## [WORK TO DO]
Print the full listing exactly.

--- start of TASK MATERIAL ---

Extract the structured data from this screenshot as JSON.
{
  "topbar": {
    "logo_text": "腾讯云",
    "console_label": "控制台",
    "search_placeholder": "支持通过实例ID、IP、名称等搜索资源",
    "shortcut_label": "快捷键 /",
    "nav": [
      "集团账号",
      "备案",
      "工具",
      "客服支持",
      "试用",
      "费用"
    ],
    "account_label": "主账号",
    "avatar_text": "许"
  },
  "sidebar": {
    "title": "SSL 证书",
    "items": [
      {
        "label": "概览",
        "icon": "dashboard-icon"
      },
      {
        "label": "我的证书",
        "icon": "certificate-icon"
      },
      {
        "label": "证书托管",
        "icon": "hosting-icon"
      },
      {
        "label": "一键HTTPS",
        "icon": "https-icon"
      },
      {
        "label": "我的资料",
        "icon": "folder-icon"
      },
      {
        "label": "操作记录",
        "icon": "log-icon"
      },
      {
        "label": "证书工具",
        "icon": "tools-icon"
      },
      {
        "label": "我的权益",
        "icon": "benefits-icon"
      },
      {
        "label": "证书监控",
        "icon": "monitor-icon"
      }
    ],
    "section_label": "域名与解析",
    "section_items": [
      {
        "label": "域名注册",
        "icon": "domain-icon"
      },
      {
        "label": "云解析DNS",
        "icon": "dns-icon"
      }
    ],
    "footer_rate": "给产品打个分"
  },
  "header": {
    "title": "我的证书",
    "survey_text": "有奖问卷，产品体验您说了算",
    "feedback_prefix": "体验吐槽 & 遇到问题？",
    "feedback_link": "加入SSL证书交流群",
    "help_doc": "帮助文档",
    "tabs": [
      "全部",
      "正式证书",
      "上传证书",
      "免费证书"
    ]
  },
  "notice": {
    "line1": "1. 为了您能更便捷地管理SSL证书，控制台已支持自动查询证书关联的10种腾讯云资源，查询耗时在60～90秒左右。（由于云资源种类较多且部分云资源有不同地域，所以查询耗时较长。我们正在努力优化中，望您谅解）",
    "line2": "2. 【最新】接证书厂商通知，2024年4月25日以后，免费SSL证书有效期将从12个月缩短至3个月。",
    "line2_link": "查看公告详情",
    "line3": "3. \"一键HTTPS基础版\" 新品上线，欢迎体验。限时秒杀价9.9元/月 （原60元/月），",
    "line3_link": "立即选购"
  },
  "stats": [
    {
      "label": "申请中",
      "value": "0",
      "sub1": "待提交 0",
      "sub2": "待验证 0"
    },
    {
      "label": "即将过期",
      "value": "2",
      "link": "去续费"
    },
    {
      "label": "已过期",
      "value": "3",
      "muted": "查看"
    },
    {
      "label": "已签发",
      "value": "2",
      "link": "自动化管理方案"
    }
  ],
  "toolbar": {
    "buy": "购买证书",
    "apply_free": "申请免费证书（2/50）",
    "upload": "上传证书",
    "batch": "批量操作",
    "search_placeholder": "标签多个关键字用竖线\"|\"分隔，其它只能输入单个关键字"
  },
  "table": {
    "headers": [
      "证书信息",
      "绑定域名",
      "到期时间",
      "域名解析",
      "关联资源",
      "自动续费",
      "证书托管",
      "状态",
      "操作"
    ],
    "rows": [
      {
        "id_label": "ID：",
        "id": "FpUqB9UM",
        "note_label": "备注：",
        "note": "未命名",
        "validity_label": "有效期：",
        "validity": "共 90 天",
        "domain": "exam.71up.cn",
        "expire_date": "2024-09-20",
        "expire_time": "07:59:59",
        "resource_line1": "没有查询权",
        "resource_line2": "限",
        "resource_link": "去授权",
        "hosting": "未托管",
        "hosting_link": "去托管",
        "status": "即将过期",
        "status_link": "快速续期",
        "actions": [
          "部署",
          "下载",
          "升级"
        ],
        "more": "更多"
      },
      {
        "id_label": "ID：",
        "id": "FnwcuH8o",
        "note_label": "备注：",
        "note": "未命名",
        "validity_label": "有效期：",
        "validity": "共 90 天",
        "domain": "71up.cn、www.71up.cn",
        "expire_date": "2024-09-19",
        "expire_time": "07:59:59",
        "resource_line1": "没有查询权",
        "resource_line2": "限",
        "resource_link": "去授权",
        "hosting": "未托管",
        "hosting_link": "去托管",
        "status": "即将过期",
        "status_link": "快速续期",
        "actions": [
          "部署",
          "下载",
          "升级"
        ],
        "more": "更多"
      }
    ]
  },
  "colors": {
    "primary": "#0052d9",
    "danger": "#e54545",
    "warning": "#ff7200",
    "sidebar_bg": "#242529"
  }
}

--- end of TASK MATERIAL ---

## [EXERCISE RESULT]
Extract the structured data from this screenshot as JSON.
{
  "topbar": {
    "logo_text": "腾讯云",
    "console_label": "控制台",
    "search_placeholder": "支持通过实例ID、IP、名称等搜索资源",
    "shortcut_label": "快捷键 /",
    "nav": [
      "集团账号",
      "备案",
      "工具",
      "客服支持",
      "试用",
      "费用"
    ],
    "account_label": "主账号",
    "avatar_text": "许"
  },
  "sidebar": {
    "title": "SSL 证书",
    "items": [
      {
        "label": "概览",
        "icon": "dashboard-icon"
      },
      {
        "label": "我的证书",
        "icon": "certificate-icon"
      },
      {
        "label": "证书托管",
        "icon": "hosting-icon"
      },
      {
        "label": "一键HTTPS",
        "icon": "https-icon"
      },
      {
        "label": "我的资料",
        "icon": "folder-icon"
      },
      {
        "label": "操作记录",
        "icon": "log-icon"
      },
      {
        "label": "证书工具",
        "icon": "tools-icon"
      },
      {
        "label": "我的权益",
        "icon": "benefits-icon"
      },
      {
        "label": "证书监控",
        "icon": "monitor-icon"
      }
    ],
    "section_label": "域名与解析",
    "section_items": [
      {
        "label": "域名注册",
        "icon": "domain-icon"
      },
      {
        "label": "云解析DNS",
        "icon": "dns-icon"
      }
    ],
    "footer_rate": "给产品打个分"
  },
  "header": {
    "title": "我的证书",
    "survey_text": "有奖问卷，产品体验您说了算",
    "feedback_prefix": "体验吐槽 & 遇到问题？",
    "feedback_link": "加入SSL证书交流群",
    "help_doc": "帮助文档",
    "tabs": [
      "全部",
      "正式证书",
      "上传证书",
      "免费证书"
    ]
  },
  "notice": {
    "line1": "1. 为了您能更便捷地管理SSL证书，控制台已支持自动查询证书关联的10种腾讯云资源，查询耗时在60～90秒左右。（由于云资源种类较多且部分云资源有不同地域，所以查询耗时较长。我们正在努力优化中，望您谅解）",
    "line2": "2. 【最新】接证书厂商通知，2024年4月25日以后，免费SSL证书有效期将从12个月缩短至3个月。",
    "line2_link": "查看公告详情",
    "line3": "3. \"一键HTTPS基础版\" 新品上线，欢迎体验。限时秒杀价9.9元/月 （原60元/月），",
    "line3_link": "立即选购"
  },
  "stats": [
    {
      "label": "申请中",
      "value": "0",
      "sub1": "待提交 0",
      "sub2": "待验证 0"
    },
    {
      "label": "即将过期",
      "value": "2",
      "link": "去续费"
    },
    {
      "label": "已过期",
      "value": "3",
      "muted": "查看"
    },
    {
      "label": "已签发",
      "value": "2",
      "link": "自动化管理方案"
    }
  ],
  "toolbar": {
    "buy": "购买证书",
    "apply_free": "申请免费证书（2/50）",
    "upload": "上传证书",
    "batch": "批量操作",
    "search_placeholder": "标签多个关键字用竖线\"|\"分隔，其它只能输入单个关键字"
  },
  "table": {
    "headers": [
      "证书信息",
      "绑定域名",
      "到期时间",
      "域名解析",
      "关联资源",
      "自动续费",
      "证书托管",
      "状态",
      "操作"
    ],
    "rows": [
      {
        "id_label": "ID：",
        "id": "FpUqB9UM",
        "note_label": "备注：",
        "note": "未命名",
        "validity_label": "有效期：",
        "validity": "共 90 天",
        "domain": "exam.71up.cn",
        "expire_date": "2024-09-20",
        "expire_time": "07:59:59",
        "resource_line1": "没有查询权",
        "resource_line2": "限",
        "resource_link": "去授权",
        "hosting": "未托管",
        "hosting_link": "去托管",
        "status": "即将过期",
        "status_link": "快速续期",
        "actions": [
          "部署",
          "下载",
          "升级"
        ],
        "more": "更多"
      },
      {
        "id_label": "ID：",
        "id": "FnwcuH8o",
        "note_label": "备注：",
        "note": "未命名",
        "validity_label": "有效期：",
        "validity": "共 90 天",
        "domain": "71up.cn、www.71up.cn",
        "expire_date": "2024-09-19",
        "expire_time": "07:59:59",
        "resource_line1": "没有查询权",
        "resource_line2": "限",
        "resource_link": "去授权",
        "hosting": "未托管",
        "hosting_link": "去托管",
        "status": "即将过期",
        "status_link": "快速续期",
        "actions": [
          "部署",
          "下载",
          "升级"
        ],
        "more": "更多"
      }
    ]
  },
  "colors": {
    "primary": "#0052d9",
    "danger": "#e54545",
    "warning": "#ff7200",
    "sidebar_bg": "#242529"
  }
}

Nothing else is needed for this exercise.